-- EXERCISE --
Take each line containing the word "qualificação" and copy it.

-- INFORMATION SUPPLIED --
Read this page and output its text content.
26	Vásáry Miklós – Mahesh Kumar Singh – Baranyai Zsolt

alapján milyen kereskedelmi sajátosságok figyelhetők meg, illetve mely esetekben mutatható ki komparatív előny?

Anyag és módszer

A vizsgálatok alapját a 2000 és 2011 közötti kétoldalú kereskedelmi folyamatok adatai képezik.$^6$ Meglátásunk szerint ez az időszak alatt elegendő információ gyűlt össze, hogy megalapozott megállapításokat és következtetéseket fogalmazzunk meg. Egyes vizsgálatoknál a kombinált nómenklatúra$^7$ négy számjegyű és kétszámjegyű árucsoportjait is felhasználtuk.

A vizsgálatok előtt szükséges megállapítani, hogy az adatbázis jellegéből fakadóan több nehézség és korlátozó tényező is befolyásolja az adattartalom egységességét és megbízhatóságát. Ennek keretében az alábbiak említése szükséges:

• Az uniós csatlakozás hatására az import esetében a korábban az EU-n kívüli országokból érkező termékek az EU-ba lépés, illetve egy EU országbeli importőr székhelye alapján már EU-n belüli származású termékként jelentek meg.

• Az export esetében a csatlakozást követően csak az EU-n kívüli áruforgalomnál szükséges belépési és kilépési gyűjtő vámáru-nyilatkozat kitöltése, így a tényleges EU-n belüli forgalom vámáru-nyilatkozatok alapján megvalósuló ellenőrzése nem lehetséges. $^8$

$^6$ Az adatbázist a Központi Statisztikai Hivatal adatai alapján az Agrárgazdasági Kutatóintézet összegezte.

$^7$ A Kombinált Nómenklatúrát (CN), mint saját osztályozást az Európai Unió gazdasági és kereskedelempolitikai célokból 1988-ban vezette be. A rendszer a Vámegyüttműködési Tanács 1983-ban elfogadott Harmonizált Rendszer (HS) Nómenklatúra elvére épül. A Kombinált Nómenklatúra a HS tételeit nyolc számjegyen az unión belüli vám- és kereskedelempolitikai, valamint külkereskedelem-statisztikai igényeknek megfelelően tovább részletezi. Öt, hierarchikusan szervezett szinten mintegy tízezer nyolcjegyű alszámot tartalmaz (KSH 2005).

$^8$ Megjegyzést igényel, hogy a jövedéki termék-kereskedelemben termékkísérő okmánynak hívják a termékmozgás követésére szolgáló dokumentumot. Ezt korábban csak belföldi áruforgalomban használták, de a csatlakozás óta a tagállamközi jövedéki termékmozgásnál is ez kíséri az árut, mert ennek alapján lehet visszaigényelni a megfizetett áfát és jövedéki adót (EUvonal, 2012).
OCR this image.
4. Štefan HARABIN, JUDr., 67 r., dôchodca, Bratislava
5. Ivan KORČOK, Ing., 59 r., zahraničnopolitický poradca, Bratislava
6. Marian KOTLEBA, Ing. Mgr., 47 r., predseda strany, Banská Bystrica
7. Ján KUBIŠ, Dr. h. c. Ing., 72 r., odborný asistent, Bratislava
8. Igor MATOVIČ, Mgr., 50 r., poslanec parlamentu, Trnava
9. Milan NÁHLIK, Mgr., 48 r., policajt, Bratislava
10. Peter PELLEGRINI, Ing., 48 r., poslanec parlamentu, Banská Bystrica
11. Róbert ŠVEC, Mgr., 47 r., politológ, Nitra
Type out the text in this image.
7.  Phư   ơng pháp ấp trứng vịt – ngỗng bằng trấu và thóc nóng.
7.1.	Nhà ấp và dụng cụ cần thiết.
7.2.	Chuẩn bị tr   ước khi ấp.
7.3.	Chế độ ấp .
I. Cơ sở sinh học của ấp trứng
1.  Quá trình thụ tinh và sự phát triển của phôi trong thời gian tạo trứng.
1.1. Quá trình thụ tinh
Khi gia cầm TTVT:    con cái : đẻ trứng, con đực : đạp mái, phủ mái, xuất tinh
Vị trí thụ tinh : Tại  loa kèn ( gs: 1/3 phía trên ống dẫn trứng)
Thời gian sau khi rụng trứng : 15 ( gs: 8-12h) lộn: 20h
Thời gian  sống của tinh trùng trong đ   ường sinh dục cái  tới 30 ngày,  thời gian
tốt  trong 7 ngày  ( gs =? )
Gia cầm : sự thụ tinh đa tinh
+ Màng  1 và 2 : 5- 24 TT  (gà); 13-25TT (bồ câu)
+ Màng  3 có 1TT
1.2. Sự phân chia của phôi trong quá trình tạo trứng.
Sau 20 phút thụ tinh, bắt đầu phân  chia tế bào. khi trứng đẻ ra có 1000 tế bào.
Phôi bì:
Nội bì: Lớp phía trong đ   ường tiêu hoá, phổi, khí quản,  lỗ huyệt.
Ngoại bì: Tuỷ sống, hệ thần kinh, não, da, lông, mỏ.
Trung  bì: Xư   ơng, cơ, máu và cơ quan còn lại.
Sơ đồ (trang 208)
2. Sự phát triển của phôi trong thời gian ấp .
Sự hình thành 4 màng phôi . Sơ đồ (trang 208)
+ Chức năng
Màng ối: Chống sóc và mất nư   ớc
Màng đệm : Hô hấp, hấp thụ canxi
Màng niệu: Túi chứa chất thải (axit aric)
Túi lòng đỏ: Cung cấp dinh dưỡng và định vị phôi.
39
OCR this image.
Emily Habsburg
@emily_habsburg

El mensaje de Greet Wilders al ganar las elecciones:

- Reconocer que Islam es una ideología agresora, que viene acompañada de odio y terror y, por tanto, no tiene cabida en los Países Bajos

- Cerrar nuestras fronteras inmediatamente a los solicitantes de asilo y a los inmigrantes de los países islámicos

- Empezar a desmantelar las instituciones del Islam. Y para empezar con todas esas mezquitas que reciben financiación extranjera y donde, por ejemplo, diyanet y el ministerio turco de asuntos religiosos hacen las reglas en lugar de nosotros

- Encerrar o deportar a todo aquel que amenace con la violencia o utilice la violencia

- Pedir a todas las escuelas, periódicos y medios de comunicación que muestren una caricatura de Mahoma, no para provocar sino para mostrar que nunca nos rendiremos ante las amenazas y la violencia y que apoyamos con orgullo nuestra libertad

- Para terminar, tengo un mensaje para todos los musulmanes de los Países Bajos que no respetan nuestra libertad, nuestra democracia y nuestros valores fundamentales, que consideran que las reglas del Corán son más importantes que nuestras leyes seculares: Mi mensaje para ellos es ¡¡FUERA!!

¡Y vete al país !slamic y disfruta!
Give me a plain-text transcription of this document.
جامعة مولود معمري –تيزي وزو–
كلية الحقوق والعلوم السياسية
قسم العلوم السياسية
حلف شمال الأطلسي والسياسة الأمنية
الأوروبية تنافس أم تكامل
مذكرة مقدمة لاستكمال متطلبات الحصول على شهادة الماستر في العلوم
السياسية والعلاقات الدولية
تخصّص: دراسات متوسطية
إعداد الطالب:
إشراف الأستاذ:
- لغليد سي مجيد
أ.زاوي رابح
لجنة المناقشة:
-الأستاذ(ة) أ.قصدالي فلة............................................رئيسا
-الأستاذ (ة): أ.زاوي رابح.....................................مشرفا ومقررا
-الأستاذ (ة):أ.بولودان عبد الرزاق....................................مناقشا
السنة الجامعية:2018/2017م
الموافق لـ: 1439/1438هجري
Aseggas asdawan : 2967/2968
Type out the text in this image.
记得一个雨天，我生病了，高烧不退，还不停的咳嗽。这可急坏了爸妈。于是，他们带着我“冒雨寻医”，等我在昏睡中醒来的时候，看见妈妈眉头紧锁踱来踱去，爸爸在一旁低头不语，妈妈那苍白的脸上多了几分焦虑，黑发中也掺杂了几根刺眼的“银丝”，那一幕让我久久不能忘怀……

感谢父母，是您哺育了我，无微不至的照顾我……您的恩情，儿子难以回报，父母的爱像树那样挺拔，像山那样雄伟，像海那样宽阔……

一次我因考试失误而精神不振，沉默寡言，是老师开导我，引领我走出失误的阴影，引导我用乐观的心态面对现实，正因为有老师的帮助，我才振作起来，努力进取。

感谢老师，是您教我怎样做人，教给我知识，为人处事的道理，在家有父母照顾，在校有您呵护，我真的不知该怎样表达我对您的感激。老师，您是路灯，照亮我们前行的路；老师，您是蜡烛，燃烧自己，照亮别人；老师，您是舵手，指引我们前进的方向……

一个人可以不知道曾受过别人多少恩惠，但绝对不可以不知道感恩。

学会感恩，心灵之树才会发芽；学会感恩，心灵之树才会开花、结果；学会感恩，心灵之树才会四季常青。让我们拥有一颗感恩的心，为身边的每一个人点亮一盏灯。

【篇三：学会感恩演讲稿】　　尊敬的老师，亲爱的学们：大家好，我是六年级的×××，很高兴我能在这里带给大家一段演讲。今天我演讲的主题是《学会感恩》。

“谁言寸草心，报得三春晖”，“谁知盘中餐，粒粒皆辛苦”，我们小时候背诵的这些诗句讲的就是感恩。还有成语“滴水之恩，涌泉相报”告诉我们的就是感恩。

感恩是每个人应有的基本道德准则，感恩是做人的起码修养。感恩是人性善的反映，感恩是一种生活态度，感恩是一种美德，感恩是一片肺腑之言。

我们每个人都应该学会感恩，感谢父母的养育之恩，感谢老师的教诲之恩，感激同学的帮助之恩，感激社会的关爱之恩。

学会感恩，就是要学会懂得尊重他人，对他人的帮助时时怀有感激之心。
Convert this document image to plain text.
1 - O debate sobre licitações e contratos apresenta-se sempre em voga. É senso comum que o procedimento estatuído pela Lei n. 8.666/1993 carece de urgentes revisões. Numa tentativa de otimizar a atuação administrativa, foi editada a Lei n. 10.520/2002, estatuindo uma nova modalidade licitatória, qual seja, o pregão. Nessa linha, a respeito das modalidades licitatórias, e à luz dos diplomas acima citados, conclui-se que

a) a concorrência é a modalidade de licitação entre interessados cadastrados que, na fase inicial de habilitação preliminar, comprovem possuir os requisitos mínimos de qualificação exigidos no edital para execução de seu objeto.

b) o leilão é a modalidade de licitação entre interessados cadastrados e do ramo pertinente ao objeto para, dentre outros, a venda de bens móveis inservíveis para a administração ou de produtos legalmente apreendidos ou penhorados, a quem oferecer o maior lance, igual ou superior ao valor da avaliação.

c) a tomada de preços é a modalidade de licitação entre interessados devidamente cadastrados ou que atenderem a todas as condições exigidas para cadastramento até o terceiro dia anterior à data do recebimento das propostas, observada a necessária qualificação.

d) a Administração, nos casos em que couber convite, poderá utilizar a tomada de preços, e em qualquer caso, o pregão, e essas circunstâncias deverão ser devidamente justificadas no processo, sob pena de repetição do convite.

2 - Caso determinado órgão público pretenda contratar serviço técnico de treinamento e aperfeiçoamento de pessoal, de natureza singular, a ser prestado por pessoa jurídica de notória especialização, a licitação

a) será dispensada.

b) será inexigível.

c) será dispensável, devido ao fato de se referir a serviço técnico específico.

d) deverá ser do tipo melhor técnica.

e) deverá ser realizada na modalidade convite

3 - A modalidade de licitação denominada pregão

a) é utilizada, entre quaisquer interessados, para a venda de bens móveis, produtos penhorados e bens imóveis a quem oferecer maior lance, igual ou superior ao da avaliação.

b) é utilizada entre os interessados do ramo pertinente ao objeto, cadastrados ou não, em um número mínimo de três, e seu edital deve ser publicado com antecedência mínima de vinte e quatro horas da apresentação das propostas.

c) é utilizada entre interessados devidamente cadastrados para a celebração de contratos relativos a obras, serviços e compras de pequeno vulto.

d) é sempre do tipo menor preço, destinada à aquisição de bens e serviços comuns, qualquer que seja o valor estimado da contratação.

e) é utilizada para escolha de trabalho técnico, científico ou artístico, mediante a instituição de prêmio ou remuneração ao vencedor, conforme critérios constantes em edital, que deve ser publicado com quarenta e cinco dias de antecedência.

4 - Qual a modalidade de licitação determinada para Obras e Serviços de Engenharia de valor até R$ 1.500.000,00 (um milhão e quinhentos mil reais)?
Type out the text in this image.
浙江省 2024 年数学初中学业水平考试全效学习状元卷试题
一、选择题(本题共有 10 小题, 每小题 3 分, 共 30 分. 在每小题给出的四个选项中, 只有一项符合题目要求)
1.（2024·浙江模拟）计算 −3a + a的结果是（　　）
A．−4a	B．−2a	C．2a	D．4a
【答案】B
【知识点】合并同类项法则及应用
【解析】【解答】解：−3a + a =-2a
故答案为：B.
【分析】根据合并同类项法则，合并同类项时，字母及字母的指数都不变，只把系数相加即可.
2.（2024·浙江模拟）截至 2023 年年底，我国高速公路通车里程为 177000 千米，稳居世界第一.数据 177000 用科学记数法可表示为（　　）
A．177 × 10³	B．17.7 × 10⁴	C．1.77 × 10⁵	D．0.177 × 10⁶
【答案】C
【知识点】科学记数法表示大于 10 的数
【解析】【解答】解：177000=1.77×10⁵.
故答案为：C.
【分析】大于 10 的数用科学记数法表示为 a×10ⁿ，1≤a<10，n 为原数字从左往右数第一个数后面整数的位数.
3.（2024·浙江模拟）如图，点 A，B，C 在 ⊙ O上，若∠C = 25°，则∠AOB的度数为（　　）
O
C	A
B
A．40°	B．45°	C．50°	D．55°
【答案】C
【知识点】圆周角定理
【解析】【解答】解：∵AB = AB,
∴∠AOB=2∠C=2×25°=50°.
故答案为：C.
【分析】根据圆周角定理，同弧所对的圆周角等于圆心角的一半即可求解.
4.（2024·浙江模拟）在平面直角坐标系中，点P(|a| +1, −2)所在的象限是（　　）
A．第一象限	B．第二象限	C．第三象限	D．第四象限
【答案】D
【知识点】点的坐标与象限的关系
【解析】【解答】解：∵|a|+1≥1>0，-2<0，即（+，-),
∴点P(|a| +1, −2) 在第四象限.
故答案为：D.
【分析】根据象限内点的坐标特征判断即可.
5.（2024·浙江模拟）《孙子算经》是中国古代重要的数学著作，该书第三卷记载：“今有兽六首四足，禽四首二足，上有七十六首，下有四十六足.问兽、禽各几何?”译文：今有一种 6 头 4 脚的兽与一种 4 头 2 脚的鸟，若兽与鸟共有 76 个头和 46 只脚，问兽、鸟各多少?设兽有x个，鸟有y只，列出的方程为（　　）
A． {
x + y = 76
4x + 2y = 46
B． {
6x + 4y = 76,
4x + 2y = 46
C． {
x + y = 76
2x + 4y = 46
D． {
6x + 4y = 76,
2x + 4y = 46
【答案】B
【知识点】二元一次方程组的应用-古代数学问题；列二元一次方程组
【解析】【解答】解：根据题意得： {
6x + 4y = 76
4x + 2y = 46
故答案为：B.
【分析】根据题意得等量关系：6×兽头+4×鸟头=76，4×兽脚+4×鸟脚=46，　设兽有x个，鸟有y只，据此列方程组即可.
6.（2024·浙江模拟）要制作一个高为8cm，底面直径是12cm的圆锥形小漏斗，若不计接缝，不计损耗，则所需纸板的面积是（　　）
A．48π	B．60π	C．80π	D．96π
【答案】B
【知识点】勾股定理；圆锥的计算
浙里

-- EXERCISE SOLUTION --
a) a concorrência é a modalidade de licitação entre interessados cadastrados que, na fase inicial de habilitação preliminar, comprovem possuir os requisitos mínimos de qualificação exigidos no edital para execução de seu objeto.
c) a tomada de preços é a modalidade de licitação entre interessados devidamente cadastrados ou que atenderem a todas as condições exigidas para cadastramento até o terceiro dia anterior à data do recebimento das propostas, observada a necessária qualificação.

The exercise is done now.